Pull every line containing "موریائی" out of the material below.
* * *
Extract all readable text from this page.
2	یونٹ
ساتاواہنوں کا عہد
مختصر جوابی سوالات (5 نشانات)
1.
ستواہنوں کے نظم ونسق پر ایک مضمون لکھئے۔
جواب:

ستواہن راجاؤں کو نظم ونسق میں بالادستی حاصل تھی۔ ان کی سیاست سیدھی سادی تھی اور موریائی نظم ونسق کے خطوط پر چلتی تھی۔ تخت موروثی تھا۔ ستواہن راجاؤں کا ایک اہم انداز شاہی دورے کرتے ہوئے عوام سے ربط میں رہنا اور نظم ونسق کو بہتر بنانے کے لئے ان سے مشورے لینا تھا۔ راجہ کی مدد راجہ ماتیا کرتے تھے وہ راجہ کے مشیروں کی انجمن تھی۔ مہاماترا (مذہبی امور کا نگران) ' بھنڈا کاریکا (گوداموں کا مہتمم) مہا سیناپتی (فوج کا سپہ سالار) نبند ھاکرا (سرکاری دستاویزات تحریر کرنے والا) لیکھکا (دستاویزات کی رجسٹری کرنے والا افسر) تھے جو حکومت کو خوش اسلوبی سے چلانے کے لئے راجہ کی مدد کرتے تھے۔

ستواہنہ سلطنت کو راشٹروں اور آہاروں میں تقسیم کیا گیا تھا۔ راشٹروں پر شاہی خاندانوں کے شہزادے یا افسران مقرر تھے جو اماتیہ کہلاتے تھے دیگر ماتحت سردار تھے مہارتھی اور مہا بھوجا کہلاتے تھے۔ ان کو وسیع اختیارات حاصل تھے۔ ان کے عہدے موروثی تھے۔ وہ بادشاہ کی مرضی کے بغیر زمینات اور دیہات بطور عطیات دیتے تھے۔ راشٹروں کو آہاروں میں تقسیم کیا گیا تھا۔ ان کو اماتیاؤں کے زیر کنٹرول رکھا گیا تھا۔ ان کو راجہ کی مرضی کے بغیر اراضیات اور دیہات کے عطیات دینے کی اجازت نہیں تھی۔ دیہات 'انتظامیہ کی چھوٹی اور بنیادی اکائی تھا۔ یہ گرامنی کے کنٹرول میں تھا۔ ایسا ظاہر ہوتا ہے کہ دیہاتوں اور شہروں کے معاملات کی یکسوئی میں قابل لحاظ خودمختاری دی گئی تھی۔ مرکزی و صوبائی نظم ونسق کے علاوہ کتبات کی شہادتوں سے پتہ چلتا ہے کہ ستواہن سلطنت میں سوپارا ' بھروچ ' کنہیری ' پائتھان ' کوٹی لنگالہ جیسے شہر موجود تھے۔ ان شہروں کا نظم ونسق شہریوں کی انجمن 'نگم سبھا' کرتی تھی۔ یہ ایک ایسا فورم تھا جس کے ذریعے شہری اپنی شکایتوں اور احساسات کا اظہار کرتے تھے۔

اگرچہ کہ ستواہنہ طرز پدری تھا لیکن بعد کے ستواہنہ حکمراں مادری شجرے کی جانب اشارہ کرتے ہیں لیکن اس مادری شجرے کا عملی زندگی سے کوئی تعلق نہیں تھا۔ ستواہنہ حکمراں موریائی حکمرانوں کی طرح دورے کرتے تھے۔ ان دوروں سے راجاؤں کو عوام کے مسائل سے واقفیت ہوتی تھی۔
* * *
SOLUTION BELOW:
ستواہن راجاؤں کو نظم ونسق میں بالادستی حاصل تھی۔ ان کی سیاست سیدھی سادی تھی اور موریائی نظم ونسق کے خطوط پر چلتی تھی۔ تخت موروثی تھا۔ ستواہن راجاؤں کا ایک اہم انداز شاہی دورے کرتے ہوئے عوام سے ربط میں رہنا اور نظم ونسق کو بہتر بنانے کے لئے ان سے مشورے لینا تھا۔ راجہ کی مدد راجہ ماتیا کرتے تھے وہ راجہ کے مشیروں کی انجمن تھی۔ مہاماترا (مذہبی امور کا نگران) ' بھنڈا کاریکا (گوداموں کا مہتمم) مہا سیناپتی (فوج کا سپہ سالار) نبند ھاکرا (سرکاری دستاویزات تحریر کرنے والا) لیکھکا (دستاویزات کی رجسٹری کرنے والا افسر) تھے جو حکومت کو خوش اسلوبی سے چلانے کے لئے راجہ کی مدد کرتے تھے۔
اگرچہ کہ ستواہنہ طرز پدری تھا لیکن بعد کے ستواہنہ حکمراں مادری شجرے کی جانب اشارہ کرتے ہیں لیکن اس مادری شجرے کا عملی زندگی سے کوئی تعلق نہیں تھا۔ ستواہنہ حکمراں موریائی حکمرانوں کی طرح دورے کرتے تھے۔ ان دوروں سے راجاؤں کو عوام کے مسائل سے واقفیت ہوتی تھی۔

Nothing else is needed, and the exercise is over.